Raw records
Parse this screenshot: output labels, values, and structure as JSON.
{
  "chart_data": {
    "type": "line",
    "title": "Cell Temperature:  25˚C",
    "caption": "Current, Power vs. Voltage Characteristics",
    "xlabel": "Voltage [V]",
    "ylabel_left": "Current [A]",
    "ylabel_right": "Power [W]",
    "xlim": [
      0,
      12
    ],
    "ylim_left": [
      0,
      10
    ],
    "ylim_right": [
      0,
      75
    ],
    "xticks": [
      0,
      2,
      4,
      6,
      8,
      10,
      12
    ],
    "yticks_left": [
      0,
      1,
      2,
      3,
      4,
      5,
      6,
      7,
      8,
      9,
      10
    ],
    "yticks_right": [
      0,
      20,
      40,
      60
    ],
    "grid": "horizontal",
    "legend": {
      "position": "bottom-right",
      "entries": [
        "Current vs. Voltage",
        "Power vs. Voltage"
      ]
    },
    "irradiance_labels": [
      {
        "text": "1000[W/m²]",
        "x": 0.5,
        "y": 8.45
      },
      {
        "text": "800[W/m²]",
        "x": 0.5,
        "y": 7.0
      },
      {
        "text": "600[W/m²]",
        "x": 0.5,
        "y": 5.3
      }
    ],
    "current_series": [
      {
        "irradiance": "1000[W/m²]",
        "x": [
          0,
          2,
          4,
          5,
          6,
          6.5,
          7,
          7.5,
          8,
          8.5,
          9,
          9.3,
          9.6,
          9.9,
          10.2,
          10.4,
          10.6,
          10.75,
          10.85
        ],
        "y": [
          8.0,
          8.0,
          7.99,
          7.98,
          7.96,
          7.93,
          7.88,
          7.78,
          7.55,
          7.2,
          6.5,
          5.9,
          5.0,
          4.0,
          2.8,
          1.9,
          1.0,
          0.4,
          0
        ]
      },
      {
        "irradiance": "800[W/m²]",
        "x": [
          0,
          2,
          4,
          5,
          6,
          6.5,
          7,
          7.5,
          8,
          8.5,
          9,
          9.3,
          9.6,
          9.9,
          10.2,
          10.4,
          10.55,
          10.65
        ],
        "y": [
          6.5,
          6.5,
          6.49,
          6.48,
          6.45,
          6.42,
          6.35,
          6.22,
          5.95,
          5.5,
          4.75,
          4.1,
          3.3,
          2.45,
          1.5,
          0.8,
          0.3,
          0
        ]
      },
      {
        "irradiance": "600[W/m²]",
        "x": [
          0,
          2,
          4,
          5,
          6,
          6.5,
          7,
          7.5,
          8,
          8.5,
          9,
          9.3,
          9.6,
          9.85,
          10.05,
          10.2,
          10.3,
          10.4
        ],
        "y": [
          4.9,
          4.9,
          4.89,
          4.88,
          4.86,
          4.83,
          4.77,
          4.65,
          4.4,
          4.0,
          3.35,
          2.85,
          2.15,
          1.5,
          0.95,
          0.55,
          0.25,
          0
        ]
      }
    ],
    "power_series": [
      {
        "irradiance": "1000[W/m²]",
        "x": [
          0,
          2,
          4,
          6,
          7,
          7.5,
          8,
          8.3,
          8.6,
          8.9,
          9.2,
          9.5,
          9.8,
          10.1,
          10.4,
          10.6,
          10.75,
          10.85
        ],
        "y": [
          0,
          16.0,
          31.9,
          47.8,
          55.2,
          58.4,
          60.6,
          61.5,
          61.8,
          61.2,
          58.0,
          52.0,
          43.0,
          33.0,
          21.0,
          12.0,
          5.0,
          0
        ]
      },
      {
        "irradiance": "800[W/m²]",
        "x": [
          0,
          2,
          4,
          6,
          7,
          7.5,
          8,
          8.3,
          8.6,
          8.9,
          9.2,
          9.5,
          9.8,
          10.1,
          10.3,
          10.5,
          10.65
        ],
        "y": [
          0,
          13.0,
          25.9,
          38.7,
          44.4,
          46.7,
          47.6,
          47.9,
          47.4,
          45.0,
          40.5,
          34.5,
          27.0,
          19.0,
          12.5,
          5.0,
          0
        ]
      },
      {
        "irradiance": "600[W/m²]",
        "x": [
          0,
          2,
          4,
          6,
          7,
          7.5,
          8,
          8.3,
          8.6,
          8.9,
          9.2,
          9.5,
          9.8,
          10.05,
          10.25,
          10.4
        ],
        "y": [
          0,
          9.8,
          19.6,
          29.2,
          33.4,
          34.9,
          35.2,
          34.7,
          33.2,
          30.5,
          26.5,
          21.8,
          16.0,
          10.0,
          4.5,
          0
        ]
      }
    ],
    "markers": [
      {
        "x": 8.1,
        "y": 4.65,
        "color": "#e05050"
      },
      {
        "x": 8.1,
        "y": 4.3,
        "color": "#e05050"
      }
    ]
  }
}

■ The problem ■
Extract the data in full. Keep it word for word.

■ Final answer ■
Parse this screenshot: output labels, values, and structure as JSON.
{
  "chart_data": {
    "type": "line",
    "title": "Cell Temperature:  25˚C",
    "caption": "Current, Power vs. Voltage Characteristics",
    "xlabel": "Voltage [V]",
    "ylabel_left": "Current [A]",
    "ylabel_right": "Power [W]",
    "xlim": [
      0,
      12
    ],
    "ylim_left": [
      0,
      10
    ],
    "ylim_right": [
      0,
      75
    ],
    "xticks": [
      0,
      2,
      4,
      6,
      8,
      10,
      12
    ],
    "yticks_left": [
      0,
      1,
      2,
      3,
      4,
      5,
      6,
      7,
      8,
      9,
      10
    ],
    "yticks_right": [
      0,
      20,
      40,
      60
    ],
    "grid": "horizontal",
    "legend": {
      "position": "bottom-right",
      "entries": [
        "Current vs. Voltage",
        "Power vs. Voltage"
      ]
    },
    "irradiance_labels": [
      {
        "text": "1000[W/m²]",
        "x": 0.5,
        "y": 8.45
      },
      {
        "text": "800[W/m²]",
        "x": 0.5,
        "y": 7.0
      },
      {
        "text": "600[W/m²]",
        "x": 0.5,
        "y": 5.3
      }
    ],
    "current_series": [
      {
        "irradiance": "1000[W/m²]",
        "x": [
          0,
          2,
          4,
          5,
          6,
          6.5,
          7,
          7.5,
          8,
          8.5,
          9,
          9.3,
          9.6,
          9.9,
          10.2,
          10.4,
          10.6,
          10.75,
          10.85
        ],
        "y": [
          8.0,
          8.0,
          7.99,
          7.98,
          7.96,
          7.93,
          7.88,
          7.78,
          7.55,
          7.2,
          6.5,
          5.9,
          5.0,
          4.0,
          2.8,
          1.9,
          1.0,
          0.4,
          0
        ]
      },
      {
        "irradiance": "800[W/m²]",
        "x": [
          0,
          2,
          4,
          5,
          6,
          6.5,
          7,
          7.5,
          8,
          8.5,
          9,
          9.3,
          9.6,
          9.9,
          10.2,
          10.4,
          10.55,
          10.65
        ],
        "y": [
          6.5,
          6.5,
          6.49,
          6.48,
          6.45,
          6.42,
          6.35,
          6.22,
          5.95,
          5.5,
          4.75,
          4.1,
          3.3,
          2.45,
          1.5,
          0.8,
          0.3,
          0
        ]
      },
      {
        "irradiance": "600[W/m²]",
        "x": [
          0,
          2,
          4,
          5,
          6,
          6.5,
          7,
          7.5,
          8,
          8.5,
          9,
          9.3,
          9.6,
          9.85,
          10.05,
          10.2,
          10.3,
          10.4
        ],
        "y": [
          4.9,
          4.9,
          4.89,
          4.88,
          4.86,
          4.83,
          4.77,
          4.65,
          4.4,
          4.0,
          3.35,
          2.85,
          2.15,
          1.5,
          0.95,
          0.55,
          0.25,
          0
        ]
      }
    ],
    "power_series": [
      {
        "irradiance": "1000[W/m²]",
        "x": [
          0,
          2,
          4,
          6,
          7,
          7.5,
          8,
          8.3,
          8.6,
          8.9,
          9.2,
          9.5,
          9.8,
          10.1,
          10.4,
          10.6,
          10.75,
          10.85
        ],
        "y": [
          0,
          16.0,
          31.9,
          47.8,
          55.2,
          58.4,
          60.6,
          61.5,
          61.8,
          61.2,
          58.0,
          52.0,
          43.0,
          33.0,
          21.0,
          12.0,
          5.0,
          0
        ]
      },
      {
        "irradiance": "800[W/m²]",
        "x": [
          0,
          2,
          4,
          6,
          7,
          7.5,
          8,
          8.3,
          8.6,
          8.9,
          9.2,
          9.5,
          9.8,
          10.1,
          10.3,
          10.5,
          10.65
        ],
        "y": [
          0,
          13.0,
          25.9,
          38.7,
          44.4,
          46.7,
          47.6,
          47.9,
          47.4,
          45.0,
          40.5,
          34.5,
          27.0,
          19.0,
          12.5,
          5.0,
          0
        ]
      },
      {
        "irradiance": "600[W/m²]",
        "x": [
          0,
          2,
          4,
          6,
          7,
          7.5,
          8,
          8.3,
          8.6,
          8.9,
          9.2,
          9.5,
          9.8,
          10.05,
          10.25,
          10.4
        ],
        "y": [
          0,
          9.8,
          19.6,
          29.2,
          33.4,
          34.9,
          35.2,
          34.7,
          33.2,
          30.5,
          26.5,
          21.8,
          16.0,
          10.0,
          4.5,
          0
        ]
      }
    ],
    "markers": [
      {
        "x": 8.1,
        "y": 4.65,
        "color": "#e05050"
      },
      {
        "x": 8.1,
        "y": 4.3,
        "color": "#e05050"
      }
    ]
  }
}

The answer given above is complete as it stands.